Problems and tasks
1: In the HXT table-parsing post, what type of arrow does the original question say is needed?
2: Transcribe everything in the HXT table-parsing post from "testArrow :: IOSArrow" down to "getChildren >>> isText)".

[Haskell-cafe] Parsing HTML tables with HXT

Dmitry Simonchik dima at simonchik.net
Mon Apr 11 13:27:04 CEST 2011


Thanks!

I was also able to extract the needed value with the code below:

testArrow :: IOSArrow XmlTree XmlTree
testArrow =
    deep (isElem >>> hasName "table" )
    >>>
    deep (isElem >>> hasName "tr")
    >>>
    (deep isText >>> hasText (=="a"))
    `guards`
    (getChildren >>> getChildren >>> isText)


2011/4/11 Albert Y. C. Lai <trebla at vex.net>

> On 11-04-08 06:29 AM, Dmitry Simonchik wrote:
>
>> Can someone please help me with getting the value of the table cell with
>> HXT in the following html:
>>
>> <table class="tblc">
>> <tr>
>> <td class="tdc">x</td>
>> <td>y</td>
>> </tr>
>> <tr>
>> <td class="tdc">a</td>
>> <td>b</td>
>> </tr>
>> </table>
>>
>> I need the value of the second cell in a row that has first cell with
>> some predefined value (in the example above it can be x or a) I need the
>> arrow of the type (IOSArrow XmlTree String) How to write it?

Records excerpted from a collection

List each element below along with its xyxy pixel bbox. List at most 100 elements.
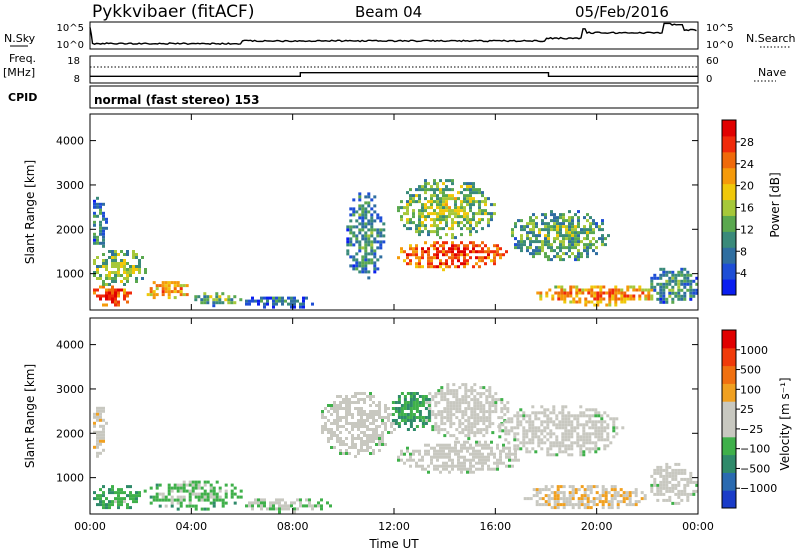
heat-cell <box>418 401 422 404</box>
noise-left-tick-top: 10^5 <box>57 23 84 34</box>
heat-cell <box>513 444 517 448</box>
heat-cell <box>364 249 368 253</box>
heat-cell <box>251 299 254 303</box>
heat-cell <box>442 244 445 248</box>
heat-cell <box>593 285 597 289</box>
heat-cell <box>391 413 395 416</box>
heat-cell <box>656 483 660 487</box>
heat-cell <box>409 407 413 410</box>
heat-cell <box>357 407 360 410</box>
heat-cell <box>466 470 469 474</box>
heat-cell <box>443 392 447 396</box>
heat-cell <box>454 206 457 210</box>
heat-cell <box>446 398 450 402</box>
heat-cell <box>494 401 498 405</box>
heat-cell <box>439 218 442 222</box>
heat-cell <box>569 291 573 295</box>
heat-cell <box>102 238 105 242</box>
heat-cell <box>99 418 102 422</box>
heat-cell <box>588 438 592 442</box>
heat-cell <box>114 303 117 307</box>
heat-cell <box>544 213 547 217</box>
heat-cell <box>650 285 654 289</box>
heat-cell <box>544 488 548 492</box>
heat-cell <box>576 441 580 445</box>
heat-cell <box>467 395 471 399</box>
heat-cell <box>519 423 523 427</box>
heat-cell <box>556 252 559 256</box>
heat-cell <box>549 453 553 457</box>
heat-cell <box>203 292 207 296</box>
heat-cell <box>203 495 207 499</box>
x-tick-label: 00:00 <box>74 520 106 533</box>
heat-cell <box>445 241 448 245</box>
heat-cell <box>482 422 486 426</box>
heat-cell <box>594 426 598 430</box>
heat-cell <box>415 416 419 419</box>
heat-cell <box>564 405 568 409</box>
heat-cell <box>493 262 496 266</box>
heat-cell <box>263 501 266 505</box>
heat-cell <box>604 497 608 501</box>
heat-cell <box>481 194 484 198</box>
heat-cell <box>668 288 672 292</box>
heat-cell <box>487 224 490 228</box>
heat-cell <box>647 294 651 298</box>
heat-cell <box>481 241 484 245</box>
heat-cell <box>683 267 687 271</box>
heat-cell <box>452 389 456 393</box>
heat-cell <box>206 295 210 299</box>
heat-cell <box>200 495 204 499</box>
heat-cell <box>382 228 386 232</box>
heat-cell <box>445 224 448 228</box>
heat-cell <box>430 188 433 192</box>
heat-cell <box>126 485 129 489</box>
heat-cell <box>594 420 598 424</box>
heat-cell <box>547 255 550 259</box>
heat-cell <box>550 258 553 262</box>
heat-cell <box>478 256 481 260</box>
heat-cell <box>449 392 453 396</box>
heat-cell <box>158 483 162 487</box>
heat-cell <box>494 410 498 414</box>
heat-cell <box>610 497 614 501</box>
heat-cell <box>348 431 351 434</box>
heat-cell <box>149 501 153 505</box>
heat-cell <box>517 219 520 223</box>
heat-cell <box>562 213 565 217</box>
heat-cell <box>615 426 619 430</box>
heat-cell <box>129 494 132 498</box>
heat-cell <box>665 489 669 493</box>
heat-cell <box>436 233 439 237</box>
heat-cell <box>200 298 204 302</box>
heat-cell <box>532 219 535 223</box>
heat-cell <box>206 495 210 499</box>
heat-cell <box>308 498 311 502</box>
heat-cell <box>451 241 454 245</box>
heat-cell <box>466 244 469 248</box>
heat-cell <box>403 461 406 465</box>
heat-cell <box>102 226 105 230</box>
heat-cell <box>567 414 571 418</box>
heat-cell <box>467 437 471 441</box>
heat-cell <box>369 434 372 437</box>
heat-cell <box>463 265 466 269</box>
heat-cell <box>427 200 430 204</box>
heat-cell <box>476 407 480 411</box>
heat-cell <box>580 485 584 489</box>
heat-cell <box>638 285 642 289</box>
heat-cell <box>287 296 290 300</box>
heat-cell <box>412 212 415 216</box>
heat-cell <box>529 219 532 223</box>
heat-cell <box>197 486 201 490</box>
heat-cell <box>571 494 575 498</box>
heat-cell <box>457 464 460 468</box>
heat-cell <box>601 506 605 510</box>
heat-cell <box>454 446 457 450</box>
heat-cell <box>105 262 108 265</box>
heat-cell <box>662 474 666 478</box>
heat-cell <box>358 264 362 268</box>
heat-cell <box>126 253 129 256</box>
heat-cell <box>595 491 599 495</box>
heat-cell <box>504 432 508 436</box>
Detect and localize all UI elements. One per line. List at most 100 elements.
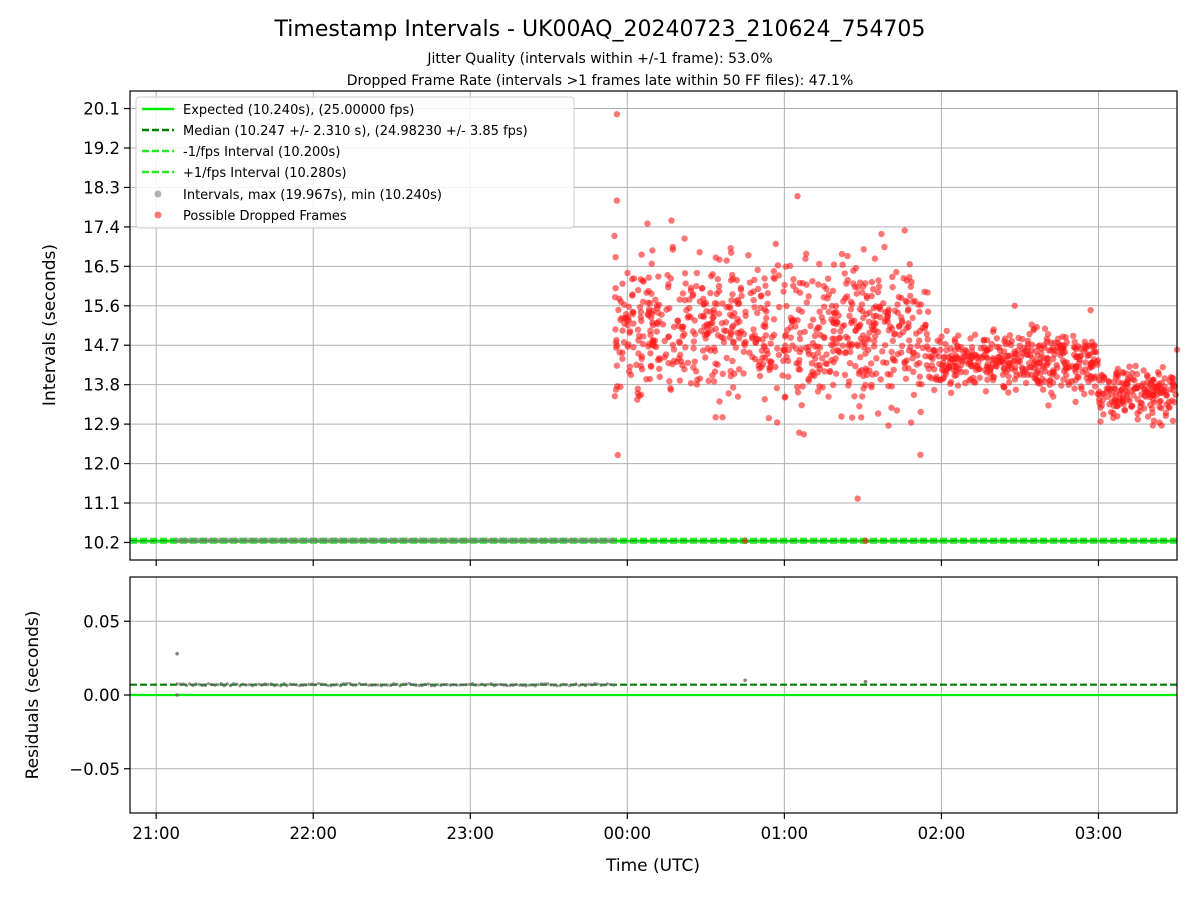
dropped-frame-point (817, 331, 824, 339)
dropped-frame-point (1058, 382, 1065, 389)
interval-point (253, 537, 260, 544)
interval-point (542, 537, 549, 544)
dropped-frame-point (1072, 368, 1079, 375)
dropped-frame-point (666, 378, 673, 385)
interval-point (262, 537, 269, 544)
y-tick-label: 12.0 (83, 455, 120, 474)
residual-point (228, 684, 233, 688)
dropped-frame-point (1162, 412, 1169, 419)
dropped-frame-point (612, 253, 619, 261)
dropped-frame-point (1134, 416, 1141, 423)
dropped-frame-point (839, 342, 846, 349)
dropped-frame-point (989, 355, 997, 362)
dropped-frame-point (758, 363, 765, 371)
dropped-frame-point (801, 328, 808, 335)
dropped-frame-point (803, 299, 811, 306)
dropped-frame-point (1014, 347, 1022, 354)
dropped-frame-point (1103, 385, 1111, 392)
dropped-frame-point (1158, 404, 1165, 412)
interval-point (283, 537, 290, 544)
dropped-frame-point (937, 338, 944, 346)
dropped-frame-point (859, 307, 866, 315)
dropped-frame-point (716, 256, 723, 263)
legend-entry-dropped: Possible Dropped Frames (154, 209, 347, 224)
interval-point (345, 537, 352, 544)
dropped-frame-point (725, 303, 733, 310)
residual-point (291, 682, 295, 686)
dropped-frame-point (798, 308, 806, 315)
dropped-frame-point (805, 377, 813, 384)
interval-point (492, 537, 499, 544)
interval-point (563, 537, 570, 544)
dropped-frame-point (988, 340, 996, 348)
dropped-frame-point (727, 277, 735, 284)
residual-point (401, 682, 405, 686)
residual-point (549, 683, 553, 687)
dropped-frame-point (957, 368, 965, 376)
dropped-frame-point (712, 360, 719, 367)
dropped-frame-point (825, 393, 832, 400)
dropped-frame-point (825, 308, 833, 316)
dropped-frame-point (860, 283, 867, 290)
dropped-frame-point (616, 349, 623, 356)
dropped-frame-point (1144, 413, 1152, 420)
residual-point (514, 682, 518, 687)
dropped-frame-point (1005, 389, 1012, 396)
dropped-frame-point (703, 330, 711, 337)
dropped-frame-point (1082, 344, 1089, 351)
residual-point (407, 681, 412, 686)
interval-point (329, 537, 336, 544)
dropped-frame-point (768, 358, 775, 365)
interval-point (324, 537, 331, 544)
dropped-frame-point (722, 318, 730, 326)
dropped-frame-point (844, 252, 851, 260)
dropped-frame-point (1050, 355, 1057, 363)
dropped-frame-point (913, 361, 920, 368)
interval-point (178, 537, 185, 544)
dropped-frame-point (783, 302, 790, 310)
interval-point (442, 537, 449, 544)
interval-point (500, 537, 507, 544)
dropped-frame-point (681, 270, 689, 277)
interval-point (592, 537, 599, 544)
interval-point (383, 537, 390, 544)
residual-point (546, 682, 550, 686)
interval-point (450, 537, 457, 544)
interval-point (186, 537, 193, 544)
interval-point (475, 537, 482, 544)
dropped-frame-point (1063, 359, 1071, 366)
dropped-frame-point (635, 337, 642, 344)
dropped-frame-point (693, 269, 701, 277)
dropped-frame-point (893, 268, 900, 276)
dropped-frame-point (699, 284, 706, 292)
dropped-frame-point (762, 282, 769, 289)
dropped-frame-point (764, 300, 771, 308)
dropped-frame-point (613, 362, 621, 369)
dropped-frame-point (1039, 386, 1047, 393)
dropped-frame-point (837, 328, 844, 335)
dropped-frame-point (1050, 346, 1057, 354)
dropped-frame-point (915, 337, 923, 344)
dropped-frame-point (866, 329, 873, 336)
residual-point (288, 682, 292, 686)
residual-point (423, 682, 427, 686)
residual-point (232, 682, 236, 686)
dropped-frame-point (794, 192, 801, 200)
dropped-frame-point (959, 358, 966, 365)
dropped-frame-point (782, 393, 789, 400)
dropped-frame-point (783, 353, 790, 361)
dropped-frame-point (845, 378, 853, 385)
dropped-frame-point (839, 261, 846, 268)
dropped-frame-point (1113, 370, 1120, 377)
dropped-frame-point (873, 355, 880, 362)
dropped-frame-point (947, 389, 955, 397)
interval-point (580, 537, 587, 544)
dropped-frame-point (1121, 407, 1129, 414)
dropped-frame-point (1120, 369, 1127, 377)
dropped-frame-point (816, 344, 824, 351)
residual-point (612, 683, 616, 687)
dropped-frame-point (1132, 362, 1139, 370)
dropped-frame-point (1037, 370, 1044, 377)
dropped-frame-point (914, 342, 921, 350)
dropped-frame-point (930, 347, 937, 354)
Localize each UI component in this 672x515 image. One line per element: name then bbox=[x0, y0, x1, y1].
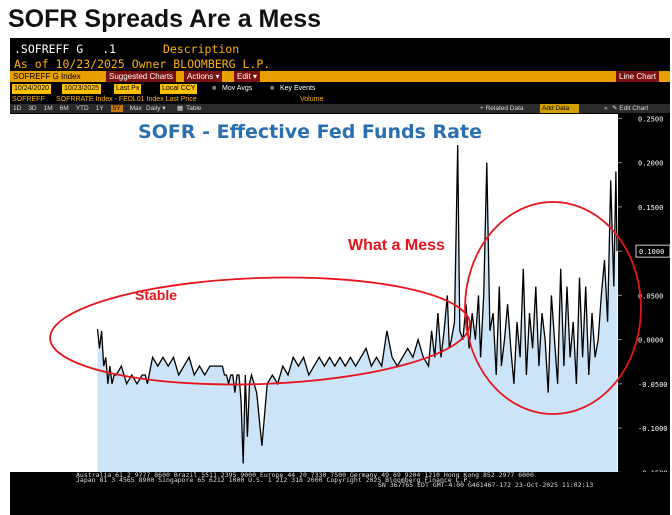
period-toolbar: 1D 3D 1M 6M YTD 1Y 5Y Max Daily ▾ ▦ Table + Rel… bbox=[10, 104, 670, 113]
asof-row: As of 10/23/2025 Owner BLOOMBERG L.P. bbox=[14, 57, 270, 71]
key-events-label[interactable]: Key Events bbox=[280, 85, 316, 92]
period-button-3d[interactable]: 3D bbox=[28, 105, 37, 112]
actions-label: Actions bbox=[187, 72, 214, 81]
spread-chart[interactable]: SOFR - Effective Fed Funds Rate 0.2500 0.… bbox=[10, 76, 670, 472]
y-tick-label: -0.0500 bbox=[638, 381, 668, 389]
mov-avgs-checkbox-icon[interactable]: ■ bbox=[212, 85, 217, 92]
series-name: SOFREFF bbox=[12, 96, 45, 103]
spread-line bbox=[96, 144, 618, 464]
period-button-1d[interactable]: 1D bbox=[13, 105, 22, 112]
period-button-ytd[interactable]: YTD bbox=[75, 105, 89, 112]
y-tick-label: 0.1500 bbox=[638, 204, 663, 212]
ticker-field[interactable]: .SOFREFF G bbox=[14, 42, 84, 56]
period-button-6m[interactable]: 6M bbox=[59, 105, 69, 112]
mess-period-ellipse bbox=[464, 201, 642, 415]
menu-bar: SOFREFF G Index Suggested Charts Actions… bbox=[10, 71, 670, 82]
add-data-input[interactable]: Add Data bbox=[540, 104, 580, 113]
series-legend: SOFREFF SOFRRATE Index - FEDL01 Index La… bbox=[10, 95, 670, 104]
end-date-input[interactable]: 10/23/2025 bbox=[62, 84, 102, 94]
footer-line-1: Australia 61 2 9777 8600 Brazil 5511 239… bbox=[76, 471, 534, 479]
mess-annotation: What a Mess bbox=[348, 237, 445, 254]
table-icon[interactable]: ▦ bbox=[177, 105, 184, 112]
start-date-input[interactable]: 10/24/2020 bbox=[12, 84, 52, 94]
related-data-button[interactable]: + Related Data bbox=[480, 105, 524, 112]
actions-menu[interactable]: Actions ▾ bbox=[184, 71, 223, 82]
mov-avgs-label[interactable]: Mov Avgs bbox=[222, 85, 253, 92]
key-events-checkbox-icon[interactable]: ■ bbox=[270, 85, 275, 92]
edit-chart-label: Edit Chart bbox=[619, 105, 649, 112]
period-button-1m[interactable]: 1M bbox=[43, 105, 53, 112]
period-button-max[interactable]: Max bbox=[129, 105, 142, 112]
collapse-icon[interactable]: « bbox=[604, 105, 608, 112]
price-type-select[interactable]: Last Px bbox=[114, 84, 142, 94]
edit-label: Edit bbox=[237, 72, 251, 81]
spread-area-fill bbox=[97, 145, 617, 472]
series-formula: SOFRRATE Index - FEDL01 Index Last Price bbox=[56, 96, 197, 103]
suggested-charts-button[interactable]: Suggested Charts bbox=[106, 71, 177, 82]
stable-period-ellipse bbox=[49, 276, 471, 386]
stable-annotation: Stable bbox=[135, 287, 177, 303]
current-value-badge bbox=[635, 244, 670, 258]
bloomberg-terminal-window: .SOFREFF G .1 Description As of 10/23/20… bbox=[10, 38, 670, 515]
footer-line-3: SN 367765 EDT GMT-4:00 G461467-172 23-Oc… bbox=[378, 481, 594, 489]
y-tick-label: 0.0000 bbox=[638, 337, 663, 345]
date-controls: 10/24/2020 10/23/2025 Last Px Local CCY … bbox=[10, 84, 670, 94]
y-tick-label: 0.2500 bbox=[638, 115, 663, 123]
edit-menu[interactable]: Edit ▾ bbox=[234, 71, 261, 82]
footer-line-2: Japan 81 3 4565 8900 Singapore 65 6212 1… bbox=[76, 476, 472, 484]
description-label: Description bbox=[162, 42, 240, 56]
edit-chart-button[interactable]: ✎ Edit Chart bbox=[612, 105, 649, 112]
y-tick-label: -0.1000 bbox=[638, 425, 668, 433]
frequency-label: Daily bbox=[146, 105, 161, 112]
period-button-1y[interactable]: 1Y bbox=[95, 105, 104, 112]
chart-title: SOFR - Effective Fed Funds Rate bbox=[138, 121, 482, 143]
ticker-row: .SOFREFF G .1 Description bbox=[14, 42, 239, 56]
field-value[interactable]: .1 bbox=[102, 42, 117, 56]
frequency-select[interactable]: Daily ▾ bbox=[146, 105, 166, 112]
line-chart-label: Line Chart bbox=[616, 71, 659, 82]
currency-select[interactable]: Local CCY bbox=[160, 84, 198, 94]
y-tick-label: 0.2000 bbox=[638, 160, 663, 168]
period-buttons: 1D 3D 1M 6M YTD 1Y 5Y Max bbox=[13, 104, 149, 113]
volume-label: Volume bbox=[300, 96, 324, 103]
y-tick-label: 0.0500 bbox=[638, 292, 663, 300]
y-tick-label: -0.1500 bbox=[638, 469, 668, 472]
asof-line: As of 10/23/2025 Owner BLOOMBERG L.P. bbox=[14, 57, 271, 71]
table-button[interactable]: Table bbox=[186, 105, 202, 112]
current-value-label: 0.1000 bbox=[639, 248, 664, 256]
period-button-5y[interactable]: 5Y bbox=[110, 105, 123, 112]
page-headline: SOFR Spreads Are a Mess bbox=[8, 5, 322, 33]
security-name[interactable]: SOFREFF G Index bbox=[13, 72, 81, 81]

In response
1: IOSArrow XmlTree String

2:
testArrow :: IOSArrow XmlTree XmlTree
testArrow =
    deep (isElem >>> hasName "table" )
    >>>
    deep (isElem >>> hasName "tr")
    >>>
    (deep isText >>> hasText (=="a"))
    `guards`
    (getChildren >>> getChildren >>> isText)